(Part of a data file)
☆ ☆ ☆ ☆
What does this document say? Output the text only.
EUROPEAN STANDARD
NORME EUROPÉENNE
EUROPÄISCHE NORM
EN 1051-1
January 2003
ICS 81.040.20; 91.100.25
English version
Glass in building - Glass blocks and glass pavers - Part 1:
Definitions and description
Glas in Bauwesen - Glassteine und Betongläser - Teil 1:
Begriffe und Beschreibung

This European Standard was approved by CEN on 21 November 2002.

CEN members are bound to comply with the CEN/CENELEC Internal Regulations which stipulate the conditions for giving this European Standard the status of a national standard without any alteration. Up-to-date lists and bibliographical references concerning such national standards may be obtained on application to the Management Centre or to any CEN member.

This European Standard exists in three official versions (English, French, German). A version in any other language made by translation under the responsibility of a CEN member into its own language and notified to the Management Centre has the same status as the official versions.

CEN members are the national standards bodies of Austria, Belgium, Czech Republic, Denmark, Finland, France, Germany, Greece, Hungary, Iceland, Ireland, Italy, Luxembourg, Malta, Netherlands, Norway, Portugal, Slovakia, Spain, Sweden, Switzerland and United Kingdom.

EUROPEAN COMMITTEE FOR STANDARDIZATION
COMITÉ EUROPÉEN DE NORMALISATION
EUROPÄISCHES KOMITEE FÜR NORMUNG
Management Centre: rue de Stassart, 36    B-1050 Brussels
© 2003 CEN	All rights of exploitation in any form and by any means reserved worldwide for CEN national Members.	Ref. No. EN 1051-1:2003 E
☆ ☆ ☆ ☆
What you should do
Return every line in the listing that contains the word "English".

Result of this exercise
English version
This European Standard exists in three official versions (English, French, German). A version in any other language made by translation under the responsibility of a CEN member into its own language and notified to the Management Centre has the same status as the official versions.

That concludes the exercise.